Dataset items:
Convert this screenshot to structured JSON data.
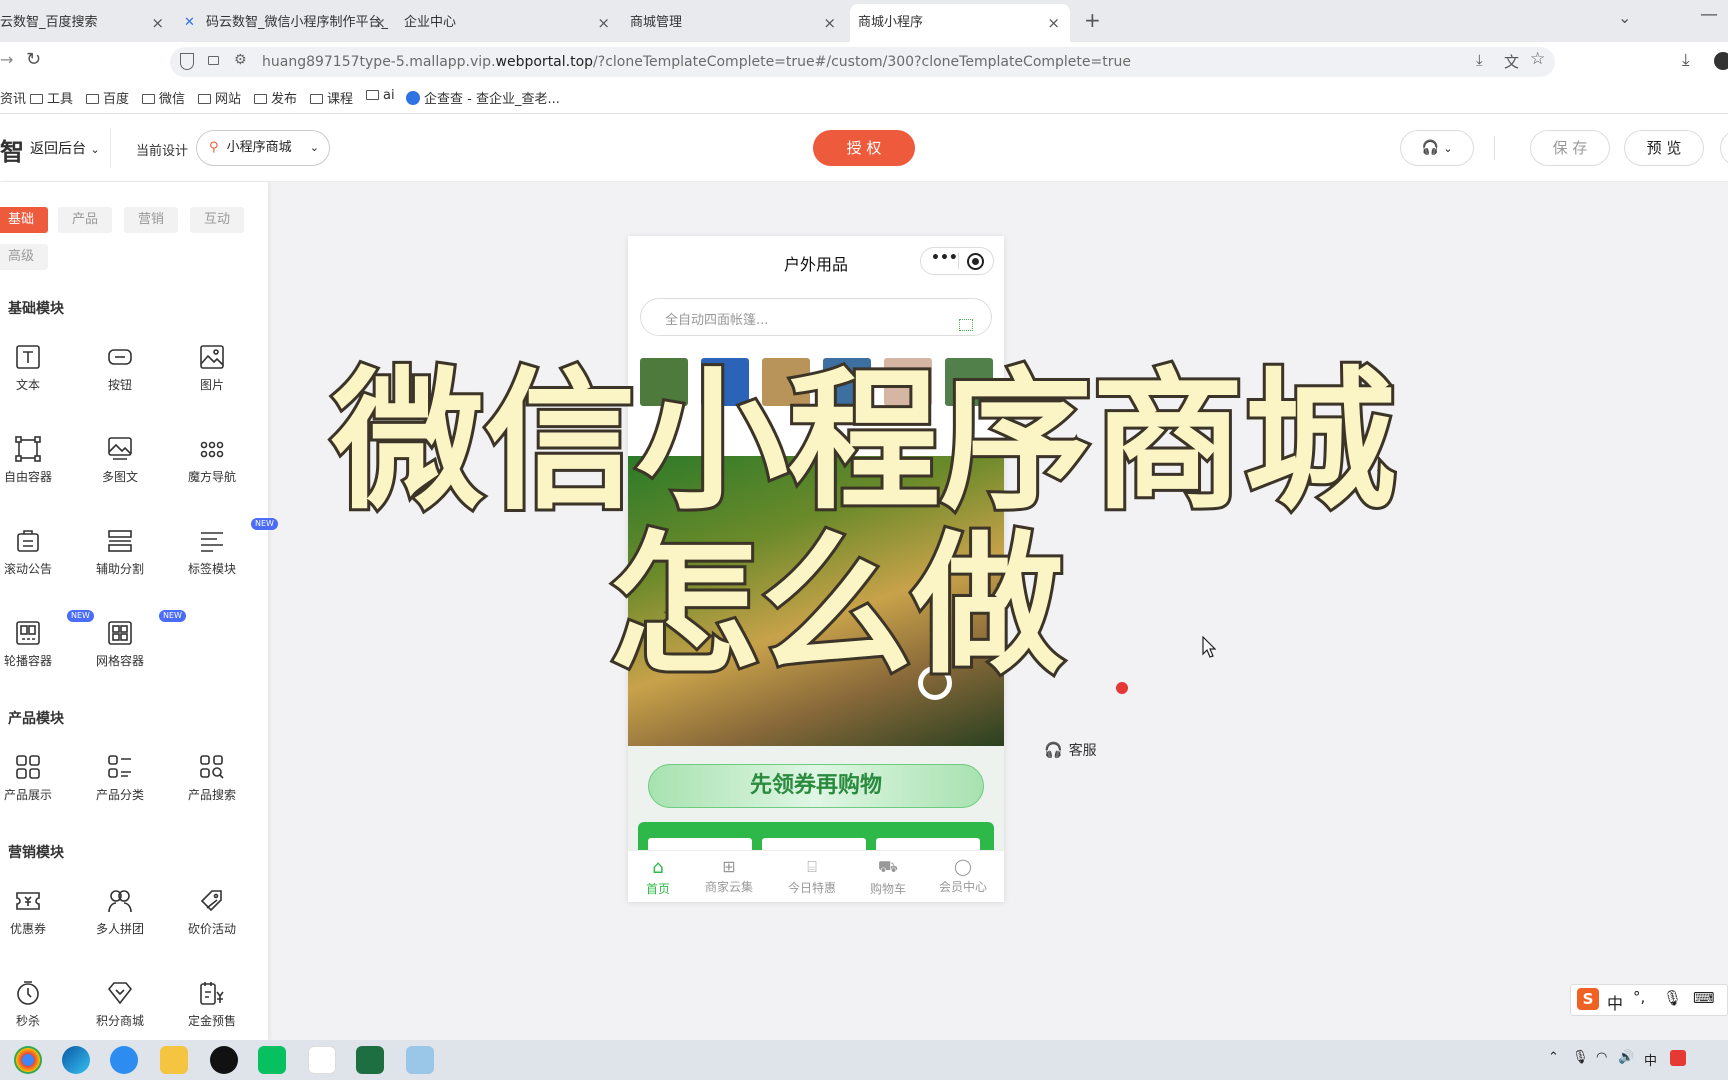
{
  "browser": {
    "tabs": [
      {
        "title": "云数智_百度搜索",
        "close": "×"
      },
      {
        "title": "码云数智_微信小程序制作平台_",
        "close": "×"
      },
      {
        "title": "企业中心",
        "close": "×"
      },
      {
        "title": "商城管理",
        "close": "×"
      },
      {
        "title": "商城小程序",
        "close": "×",
        "active": true
      }
    ],
    "new_tab": "+",
    "url_domain_prefix": "huang897157type-5.mallapp.vip.",
    "url_domain_main": "webportal.top",
    "url_rest": "/?cloneTemplateComplete=true#/custom/300?cloneTemplateComplete=true",
    "bookmarks": [
      "资讯",
      "工具",
      "百度",
      "微信",
      "网站",
      "发布",
      "课程",
      "ai",
      "企查查 - 查企业_查老..."
    ]
  },
  "editor": {
    "logo": "智",
    "back_label": "返回后台",
    "current_design_label": "当前设计",
    "design_select": "小程序商城",
    "authorize_button": "授 权",
    "save_button": "保 存",
    "preview_button": "预 览",
    "accent": "#ee5a3c"
  },
  "left_panel": {
    "categories": [
      "基础",
      "产品",
      "营销",
      "互动",
      "高级"
    ],
    "sections": [
      {
        "title": "基础模块",
        "items": [
          {
            "label": "文本",
            "icon": "text-icon"
          },
          {
            "label": "按钮",
            "icon": "button-icon"
          },
          {
            "label": "图片",
            "icon": "image-icon"
          },
          {
            "label": "自由容器",
            "icon": "free-container-icon"
          },
          {
            "label": "多图文",
            "icon": "multi-image-icon"
          },
          {
            "label": "魔方导航",
            "icon": "cube-nav-icon"
          },
          {
            "label": "滚动公告",
            "icon": "notice-icon"
          },
          {
            "label": "辅助分割",
            "icon": "divider-icon"
          },
          {
            "label": "标签模块",
            "icon": "tag-icon",
            "badge": "NEW"
          },
          {
            "label": "轮播容器",
            "icon": "carousel-icon",
            "badge": "NEW"
          },
          {
            "label": "网格容器",
            "icon": "grid-icon",
            "badge": "NEW"
          }
        ]
      },
      {
        "title": "产品模块",
        "items": [
          {
            "label": "产品展示",
            "icon": "product-display-icon"
          },
          {
            "label": "产品分类",
            "icon": "product-category-icon"
          },
          {
            "label": "产品搜索",
            "icon": "product-search-icon"
          }
        ]
      },
      {
        "title": "营销模块",
        "items": [
          {
            "label": "优惠券",
            "icon": "coupon-icon"
          },
          {
            "label": "多人拼团",
            "icon": "group-buy-icon"
          },
          {
            "label": "砍价活动",
            "icon": "bargain-icon"
          },
          {
            "label": "秒杀",
            "icon": "flash-sale-icon"
          },
          {
            "label": "积分商城",
            "icon": "points-mall-icon"
          },
          {
            "label": "定金预售",
            "icon": "presale-icon"
          }
        ]
      }
    ]
  },
  "phone": {
    "title": "户外用品",
    "search_placeholder": "全自动四面帐篷...",
    "coupon_banner": "先领券再购物",
    "tabbar": [
      {
        "label": "首页",
        "icon": "home-icon",
        "active": true
      },
      {
        "label": "商家云集",
        "icon": "grid-icon"
      },
      {
        "label": "今日特惠",
        "icon": "gift-icon"
      },
      {
        "label": "购物车",
        "icon": "cart-icon"
      },
      {
        "label": "会员中心",
        "icon": "user-icon"
      }
    ],
    "green": "#2fb84a"
  },
  "side_float": {
    "service_label": "客服"
  },
  "overlay": {
    "line1": "微信小程序商城",
    "line2": "怎么做"
  },
  "ime": {
    "lang": "中",
    "punct": "°,"
  },
  "tray": {
    "lang": "中"
  }
}
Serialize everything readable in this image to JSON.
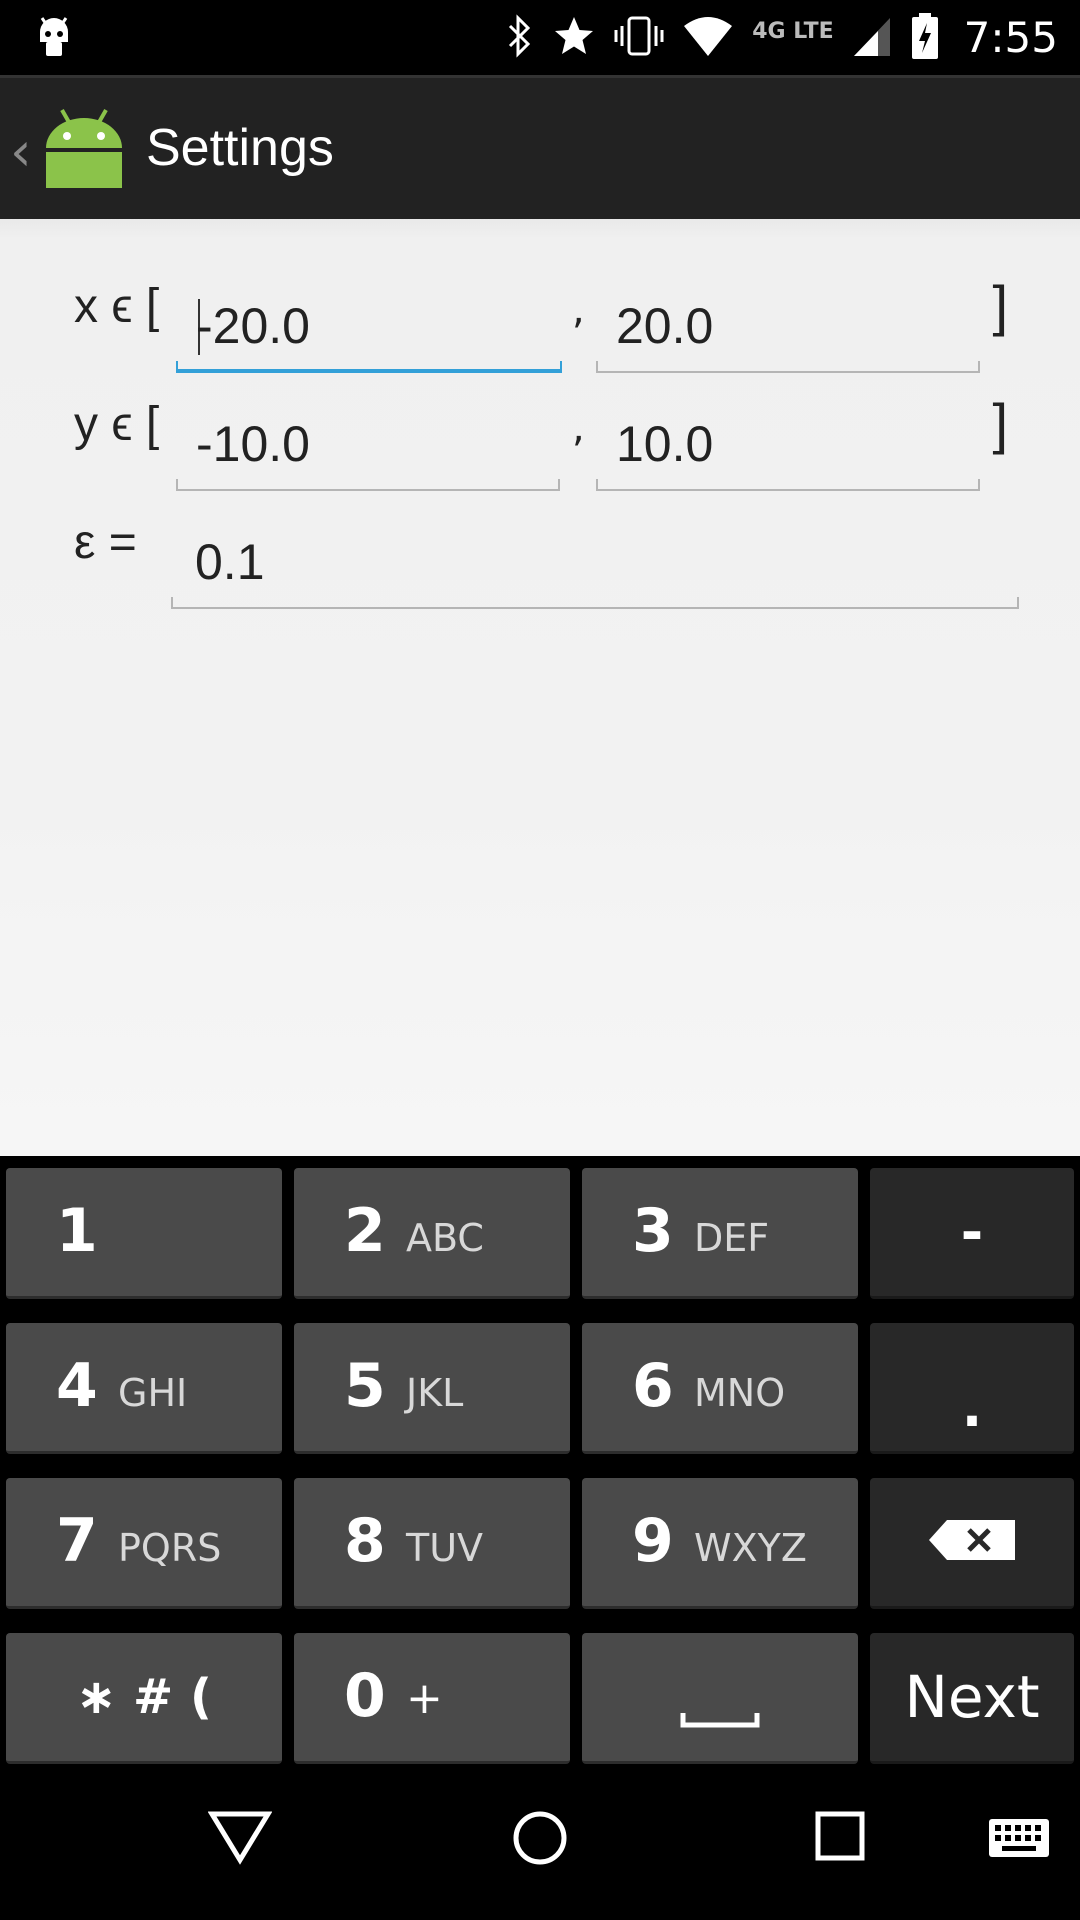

Task details →
Without the pictures, write out every entry precisely as it appears.

Reply to the exercise →
Convert this screenshot to structured JSON data.
{
  "browser": {
    "tabs": [
      {
        "title": "云数智_百度搜索",
        "close": "×"
      },
      {
        "title": "码云数智_微信小程序制作平台_",
        "close": "×"
      },
      {
        "title": "企业中心",
        "close": "×"
      },
      {
        "title": "商城管理",
        "close": "×"
      },
      {
        "title": "商城小程序",
        "close": "×",
        "active": true
      }
    ],
    "new_tab": "+",
    "url_domain_prefix": "huang897157type-5.mallapp.vip.",
    "url_domain_main": "webportal.top",
    "url_rest": "/?cloneTemplateComplete=true#/custom/300?cloneTemplateComplete=true",
    "bookmarks": [
      "资讯",
      "工具",
      "百度",
      "微信",
      "网站",
      "发布",
      "课程",
      "ai",
      "企查查 - 查企业_查老..."
    ]
  },
  "editor": {
    "logo": "智",
    "back_label": "返回后台",
    "current_design_label": "当前设计",
    "design_select": "小程序商城",
    "authorize_button": "授 权",
    "save_button": "保 存",
    "preview_button": "预 览",
    "accent": "#ee5a3c"
  },
  "left_panel": {
    "categories": [
      "基础",
      "产品",
      "营销",
      "互动",
      "高级"
    ],
    "sections": [
      {
        "title": "基础模块",
        "items": [
          {
            "label": "文本",
            "icon": "text-icon"
          },
          {
            "label": "按钮",
            "icon": "button-icon"
          },
          {
            "label": "图片",
            "icon": "image-icon"
          },
          {
            "label": "自由容器",
            "icon": "free-container-icon"
          },
          {
            "label": "多图文",
            "icon": "multi-image-icon"
          },
          {
            "label": "魔方导航",
            "icon": "cube-nav-icon"
          },
          {
            "label": "滚动公告",
            "icon": "notice-icon"
          },
          {
            "label": "辅助分割",
            "icon": "divider-icon"
          },
          {
            "label": "标签模块",
            "icon": "tag-icon",
            "badge": "NEW"
          },
          {
            "label": "轮播容器",
            "icon": "carousel-icon",
            "badge": "NEW"
          },
          {
            "label": "网格容器",
            "icon": "grid-icon",
            "badge": "NEW"
          }
        ]
      },
      {
        "title": "产品模块",
        "items": [
          {
            "label": "产品展示",
            "icon": "product-display-icon"
          },
          {
            "label": "产品分类",
            "icon": "product-category-icon"
          },
          {
            "label": "产品搜索",
            "icon": "product-search-icon"
          }
        ]
      },
      {
        "title": "营销模块",
        "items": [
          {
            "label": "优惠券",
            "icon": "coupon-icon"
          },
          {
            "label": "多人拼团",
            "icon": "group-buy-icon"
          },
          {
            "label": "砍价活动",
            "icon": "bargain-icon"
          },
          {
            "label": "秒杀",
            "icon": "flash-sale-icon"
          },
          {
            "label": "积分商城",
            "icon": "points-mall-icon"
          },
          {
            "label": "定金预售",
            "icon": "presale-icon"
          }
        ]
      }
    ]
  },
  "phone": {
    "title": "户外用品",
    "search_placeholder": "全自动四面帐篷...",
    "coupon_banner": "先领券再购物",
    "tabbar": [
      {
        "label": "首页",
        "icon": "home-icon",
        "active": true
      },
      {
        "label": "商家云集",
        "icon": "grid-icon"
      },
      {
        "label": "今日特惠",
        "icon": "gift-icon"
      },
      {
        "label": "购物车",
        "icon": "cart-icon"
      },
      {
        "label": "会员中心",
        "icon": "user-icon"
      }
    ],
    "green": "#2fb84a"
  },
  "side_float": {
    "service_label": "客服"
  },
  "overlay": {
    "line1": "微信小程序商城",
    "line2": "怎么做"
  },
  "ime": {
    "lang": "中",
    "punct": "°,"
  },
  "tray": {
    "lang": "中"
  }
}
Serialize everything readable in this image to JSON.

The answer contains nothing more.